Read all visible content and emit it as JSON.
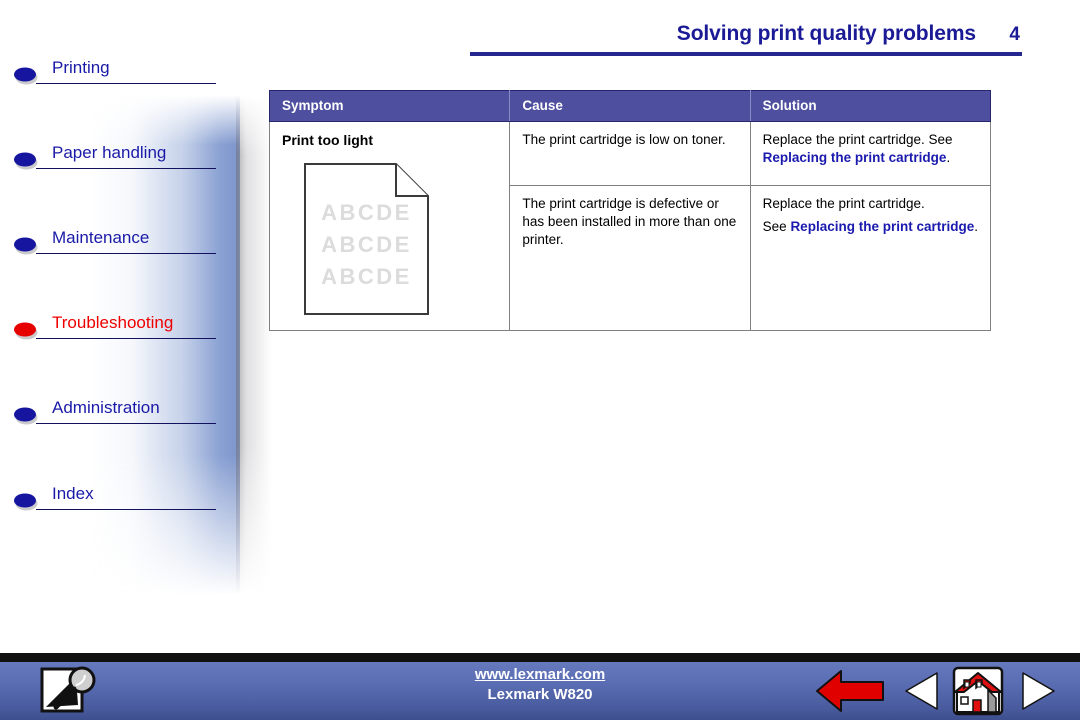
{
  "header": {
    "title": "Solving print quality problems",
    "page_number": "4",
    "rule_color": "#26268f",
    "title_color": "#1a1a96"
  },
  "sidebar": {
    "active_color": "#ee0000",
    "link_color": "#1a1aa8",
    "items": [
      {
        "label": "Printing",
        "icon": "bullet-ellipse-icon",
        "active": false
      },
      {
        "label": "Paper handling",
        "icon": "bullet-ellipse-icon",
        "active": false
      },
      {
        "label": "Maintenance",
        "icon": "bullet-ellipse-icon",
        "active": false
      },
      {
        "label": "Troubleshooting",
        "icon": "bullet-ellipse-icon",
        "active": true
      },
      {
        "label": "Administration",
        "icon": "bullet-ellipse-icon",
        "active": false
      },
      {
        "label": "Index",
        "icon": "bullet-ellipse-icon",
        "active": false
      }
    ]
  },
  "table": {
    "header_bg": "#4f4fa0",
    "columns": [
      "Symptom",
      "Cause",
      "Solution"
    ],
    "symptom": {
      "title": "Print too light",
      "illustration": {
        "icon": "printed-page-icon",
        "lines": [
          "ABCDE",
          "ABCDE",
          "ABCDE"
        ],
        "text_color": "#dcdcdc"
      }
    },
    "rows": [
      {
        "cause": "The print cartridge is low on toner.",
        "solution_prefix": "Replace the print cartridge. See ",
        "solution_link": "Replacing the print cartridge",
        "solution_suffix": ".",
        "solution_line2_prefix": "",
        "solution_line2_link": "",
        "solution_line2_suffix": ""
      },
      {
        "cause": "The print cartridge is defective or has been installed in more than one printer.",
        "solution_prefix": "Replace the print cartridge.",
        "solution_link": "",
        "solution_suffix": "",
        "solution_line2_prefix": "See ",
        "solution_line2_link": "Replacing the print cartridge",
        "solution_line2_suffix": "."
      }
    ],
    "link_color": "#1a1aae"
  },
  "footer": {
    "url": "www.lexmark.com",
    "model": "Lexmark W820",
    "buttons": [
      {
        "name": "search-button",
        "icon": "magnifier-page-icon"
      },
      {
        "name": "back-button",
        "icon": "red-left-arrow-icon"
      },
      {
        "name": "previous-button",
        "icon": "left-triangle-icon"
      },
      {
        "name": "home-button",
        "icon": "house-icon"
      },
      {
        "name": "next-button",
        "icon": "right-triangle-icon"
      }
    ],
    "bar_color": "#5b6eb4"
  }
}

...

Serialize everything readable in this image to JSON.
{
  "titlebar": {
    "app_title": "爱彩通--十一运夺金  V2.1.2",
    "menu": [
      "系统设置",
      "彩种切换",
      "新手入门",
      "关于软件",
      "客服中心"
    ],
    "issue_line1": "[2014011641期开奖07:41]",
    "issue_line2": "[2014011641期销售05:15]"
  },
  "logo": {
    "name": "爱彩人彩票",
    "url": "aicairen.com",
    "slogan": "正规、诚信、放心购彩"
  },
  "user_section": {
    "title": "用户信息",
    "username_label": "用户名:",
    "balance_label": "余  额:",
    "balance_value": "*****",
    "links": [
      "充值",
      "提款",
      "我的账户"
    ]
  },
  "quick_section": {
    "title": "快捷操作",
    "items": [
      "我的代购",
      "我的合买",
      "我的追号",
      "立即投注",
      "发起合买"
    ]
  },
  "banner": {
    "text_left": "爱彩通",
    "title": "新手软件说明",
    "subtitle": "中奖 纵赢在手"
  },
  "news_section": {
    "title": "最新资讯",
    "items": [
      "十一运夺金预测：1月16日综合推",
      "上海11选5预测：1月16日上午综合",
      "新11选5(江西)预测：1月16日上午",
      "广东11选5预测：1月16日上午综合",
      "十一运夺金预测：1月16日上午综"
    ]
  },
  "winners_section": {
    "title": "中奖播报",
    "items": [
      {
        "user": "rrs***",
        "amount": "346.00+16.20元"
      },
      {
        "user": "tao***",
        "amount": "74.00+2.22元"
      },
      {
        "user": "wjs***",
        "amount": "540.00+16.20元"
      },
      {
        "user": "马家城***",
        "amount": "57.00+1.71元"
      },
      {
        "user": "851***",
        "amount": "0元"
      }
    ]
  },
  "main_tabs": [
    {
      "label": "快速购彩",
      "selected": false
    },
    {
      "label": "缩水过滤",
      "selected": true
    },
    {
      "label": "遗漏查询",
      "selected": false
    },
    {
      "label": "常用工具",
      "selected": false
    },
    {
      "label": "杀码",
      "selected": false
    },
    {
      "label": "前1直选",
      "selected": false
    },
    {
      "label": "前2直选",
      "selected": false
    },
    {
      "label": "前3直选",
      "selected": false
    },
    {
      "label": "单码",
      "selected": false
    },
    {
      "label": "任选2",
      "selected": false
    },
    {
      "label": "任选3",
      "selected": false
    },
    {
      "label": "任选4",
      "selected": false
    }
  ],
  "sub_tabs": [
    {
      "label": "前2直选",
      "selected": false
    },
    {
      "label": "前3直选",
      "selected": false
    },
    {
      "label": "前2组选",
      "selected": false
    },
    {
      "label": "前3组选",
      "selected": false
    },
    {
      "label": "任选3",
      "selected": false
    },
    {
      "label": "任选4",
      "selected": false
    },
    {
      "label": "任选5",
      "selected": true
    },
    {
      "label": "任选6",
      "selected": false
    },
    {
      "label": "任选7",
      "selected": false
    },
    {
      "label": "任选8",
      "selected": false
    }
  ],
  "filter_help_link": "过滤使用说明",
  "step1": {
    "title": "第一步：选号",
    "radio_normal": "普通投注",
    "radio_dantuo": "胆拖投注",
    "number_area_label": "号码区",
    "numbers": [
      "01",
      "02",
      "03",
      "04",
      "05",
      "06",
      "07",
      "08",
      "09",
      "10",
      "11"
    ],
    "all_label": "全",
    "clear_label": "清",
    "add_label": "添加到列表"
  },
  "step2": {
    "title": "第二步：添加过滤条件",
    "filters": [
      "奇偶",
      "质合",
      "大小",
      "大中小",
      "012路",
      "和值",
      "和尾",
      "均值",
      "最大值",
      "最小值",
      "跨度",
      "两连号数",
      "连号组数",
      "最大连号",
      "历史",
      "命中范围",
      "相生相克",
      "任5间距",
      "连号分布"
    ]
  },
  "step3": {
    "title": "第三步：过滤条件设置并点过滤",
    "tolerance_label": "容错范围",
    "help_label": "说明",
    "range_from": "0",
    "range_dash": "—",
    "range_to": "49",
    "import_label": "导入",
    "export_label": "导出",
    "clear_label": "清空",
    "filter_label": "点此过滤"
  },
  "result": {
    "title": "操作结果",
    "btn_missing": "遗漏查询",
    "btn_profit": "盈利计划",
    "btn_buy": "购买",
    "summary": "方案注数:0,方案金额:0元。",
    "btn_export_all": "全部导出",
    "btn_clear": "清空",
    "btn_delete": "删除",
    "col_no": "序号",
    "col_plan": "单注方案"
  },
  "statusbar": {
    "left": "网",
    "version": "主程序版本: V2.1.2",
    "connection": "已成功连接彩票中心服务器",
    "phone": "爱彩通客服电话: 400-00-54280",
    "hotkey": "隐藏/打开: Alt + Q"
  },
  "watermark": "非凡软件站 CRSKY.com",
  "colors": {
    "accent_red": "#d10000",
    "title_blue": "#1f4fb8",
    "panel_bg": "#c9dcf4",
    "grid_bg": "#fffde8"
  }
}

Stated exercise
Find the word "triangle" in the data and show each line that holds it.

Reply
        "icon": "left-triangle-icon"
        "icon": "right-triangle-icon"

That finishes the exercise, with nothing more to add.